What you should do — Output the following lines verbatim, keeping every character, number and bracket unchanged.

Record extracts —
....
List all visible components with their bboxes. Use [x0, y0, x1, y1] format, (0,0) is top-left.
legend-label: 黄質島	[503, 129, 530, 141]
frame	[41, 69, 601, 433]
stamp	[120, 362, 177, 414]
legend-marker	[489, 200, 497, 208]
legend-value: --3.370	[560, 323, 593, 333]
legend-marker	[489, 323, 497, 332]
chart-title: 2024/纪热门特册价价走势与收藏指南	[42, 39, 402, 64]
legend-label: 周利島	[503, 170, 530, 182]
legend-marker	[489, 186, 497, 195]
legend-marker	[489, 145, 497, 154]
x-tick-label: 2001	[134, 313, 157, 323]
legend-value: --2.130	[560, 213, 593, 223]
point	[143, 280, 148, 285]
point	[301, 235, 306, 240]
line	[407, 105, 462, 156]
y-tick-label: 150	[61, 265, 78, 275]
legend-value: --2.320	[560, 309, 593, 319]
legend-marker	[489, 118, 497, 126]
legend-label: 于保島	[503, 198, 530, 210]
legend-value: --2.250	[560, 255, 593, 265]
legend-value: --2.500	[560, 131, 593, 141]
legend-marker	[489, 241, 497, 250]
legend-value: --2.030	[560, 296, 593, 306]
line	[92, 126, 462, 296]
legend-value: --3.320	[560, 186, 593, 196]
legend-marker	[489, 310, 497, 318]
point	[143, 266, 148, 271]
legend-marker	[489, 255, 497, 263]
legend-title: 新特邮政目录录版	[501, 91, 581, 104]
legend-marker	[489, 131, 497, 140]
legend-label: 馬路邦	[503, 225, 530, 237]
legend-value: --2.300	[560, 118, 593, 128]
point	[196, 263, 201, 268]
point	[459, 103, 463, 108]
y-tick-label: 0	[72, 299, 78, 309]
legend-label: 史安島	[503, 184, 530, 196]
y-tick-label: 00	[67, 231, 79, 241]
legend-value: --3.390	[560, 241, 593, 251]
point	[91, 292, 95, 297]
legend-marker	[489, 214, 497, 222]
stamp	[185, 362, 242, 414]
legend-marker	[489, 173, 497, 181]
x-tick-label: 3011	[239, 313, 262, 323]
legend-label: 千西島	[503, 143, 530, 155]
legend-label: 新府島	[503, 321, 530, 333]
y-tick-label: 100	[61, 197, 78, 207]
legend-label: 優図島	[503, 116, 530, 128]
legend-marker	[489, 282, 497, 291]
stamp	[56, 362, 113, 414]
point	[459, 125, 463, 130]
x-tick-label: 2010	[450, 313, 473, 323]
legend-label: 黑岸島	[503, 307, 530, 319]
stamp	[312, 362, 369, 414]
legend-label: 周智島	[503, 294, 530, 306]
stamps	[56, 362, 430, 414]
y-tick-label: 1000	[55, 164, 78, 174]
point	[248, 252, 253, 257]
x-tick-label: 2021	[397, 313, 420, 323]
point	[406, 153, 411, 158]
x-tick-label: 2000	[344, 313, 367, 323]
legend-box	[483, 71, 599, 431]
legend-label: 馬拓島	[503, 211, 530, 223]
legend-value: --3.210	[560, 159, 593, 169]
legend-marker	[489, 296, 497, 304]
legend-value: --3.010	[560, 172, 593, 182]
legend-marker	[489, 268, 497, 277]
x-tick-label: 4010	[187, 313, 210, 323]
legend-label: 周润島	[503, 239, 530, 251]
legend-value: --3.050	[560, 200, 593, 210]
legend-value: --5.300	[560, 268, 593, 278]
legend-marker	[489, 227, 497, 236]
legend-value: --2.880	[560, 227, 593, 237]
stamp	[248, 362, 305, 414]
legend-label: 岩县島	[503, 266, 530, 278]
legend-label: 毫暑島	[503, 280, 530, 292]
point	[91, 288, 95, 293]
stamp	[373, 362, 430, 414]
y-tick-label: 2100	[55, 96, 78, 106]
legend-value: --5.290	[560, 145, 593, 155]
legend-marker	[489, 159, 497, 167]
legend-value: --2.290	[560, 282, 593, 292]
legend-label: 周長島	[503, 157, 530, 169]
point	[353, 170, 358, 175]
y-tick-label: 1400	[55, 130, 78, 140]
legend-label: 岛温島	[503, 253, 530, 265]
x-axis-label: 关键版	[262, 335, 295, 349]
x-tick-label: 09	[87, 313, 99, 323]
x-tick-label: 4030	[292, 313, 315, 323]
....
Task answer —
List all visible components with their bboxes. Use [x0, y0, x1, y1] format, (0,0) is top-left.
legend-label: 黄質島	[503, 129, 530, 141]
frame	[41, 69, 601, 433]
stamp	[120, 362, 177, 414]
legend-marker	[489, 200, 497, 208]
legend-value: --3.370	[560, 323, 593, 333]
legend-marker	[489, 323, 497, 332]
chart-title: 2024/纪热门特册价价走势与收藏指南	[42, 39, 402, 64]
legend-label: 周利島	[503, 170, 530, 182]
legend-marker	[489, 186, 497, 195]
legend-marker	[489, 145, 497, 154]
x-tick-label: 2001	[134, 313, 157, 323]
legend-value: --2.130	[560, 213, 593, 223]
point	[143, 280, 148, 285]
point	[301, 235, 306, 240]
line	[407, 105, 462, 156]
y-tick-label: 150	[61, 265, 78, 275]
legend-value: --2.320	[560, 309, 593, 319]
legend-marker	[489, 118, 497, 126]
legend-label: 于保島	[503, 198, 530, 210]
legend-value: --2.250	[560, 255, 593, 265]
legend-value: --2.500	[560, 131, 593, 141]
legend-marker	[489, 241, 497, 250]
legend-value: --2.030	[560, 296, 593, 306]
line	[92, 126, 462, 296]
legend-value: --3.320	[560, 186, 593, 196]
legend-marker	[489, 310, 497, 318]
point	[143, 266, 148, 271]
legend-marker	[489, 255, 497, 263]
legend-title: 新特邮政目录录版	[501, 91, 581, 104]
legend-marker	[489, 131, 497, 140]
legend-label: 馬路邦	[503, 225, 530, 237]
legend-value: --2.300	[560, 118, 593, 128]
point	[196, 263, 201, 268]
point	[459, 103, 463, 108]
y-tick-label: 0	[72, 299, 78, 309]
legend-label: 史安島	[503, 184, 530, 196]
y-tick-label: 00	[67, 231, 79, 241]
legend-value: --3.390	[560, 241, 593, 251]
point	[91, 292, 95, 297]
legend-marker	[489, 214, 497, 222]
stamp	[185, 362, 242, 414]
legend-marker	[489, 173, 497, 181]
x-tick-label: 3011	[239, 313, 262, 323]
legend-label: 千西島	[503, 143, 530, 155]
legend-label: 新府島	[503, 321, 530, 333]
y-tick-label: 100	[61, 197, 78, 207]
legend-label: 優図島	[503, 116, 530, 128]
legend-marker	[489, 282, 497, 291]
stamp	[56, 362, 113, 414]
point	[459, 125, 463, 130]
x-tick-label: 2010	[450, 313, 473, 323]
legend-label: 黑岸島	[503, 307, 530, 319]
stamp	[312, 362, 369, 414]
legend-label: 周智島	[503, 294, 530, 306]
stamps	[56, 362, 430, 414]
y-tick-label: 1000	[55, 164, 78, 174]
point	[248, 252, 253, 257]
x-tick-label: 2021	[397, 313, 420, 323]
point	[406, 153, 411, 158]
x-tick-label: 2000	[344, 313, 367, 323]
legend-box	[483, 71, 599, 431]
legend-label: 馬拓島	[503, 211, 530, 223]
legend-value: --3.210	[560, 159, 593, 169]
legend-marker	[489, 296, 497, 304]
legend-value: --3.010	[560, 172, 593, 182]
legend-marker	[489, 268, 497, 277]
x-tick-label: 4010	[187, 313, 210, 323]
legend-label: 周润島	[503, 239, 530, 251]
legend-value: --3.050	[560, 200, 593, 210]
legend-value: --5.300	[560, 268, 593, 278]
legend-marker	[489, 227, 497, 236]
legend-value: --2.880	[560, 227, 593, 237]
stamp	[248, 362, 305, 414]
legend-label: 岩县島	[503, 266, 530, 278]
legend-label: 毫暑島	[503, 280, 530, 292]
point	[91, 288, 95, 293]
stamp	[373, 362, 430, 414]
y-tick-label: 2100	[55, 96, 78, 106]
legend-value: --5.290	[560, 145, 593, 155]
legend-marker	[489, 159, 497, 167]
legend-value: --2.290	[560, 282, 593, 292]
legend-label: 周長島	[503, 157, 530, 169]
point	[353, 170, 358, 175]
y-tick-label: 1400	[55, 130, 78, 140]
legend-label: 岛温島	[503, 253, 530, 265]
x-axis-label: 关键版	[262, 335, 295, 349]
x-tick-label: 09	[87, 313, 99, 323]
x-tick-label: 4030	[292, 313, 315, 323]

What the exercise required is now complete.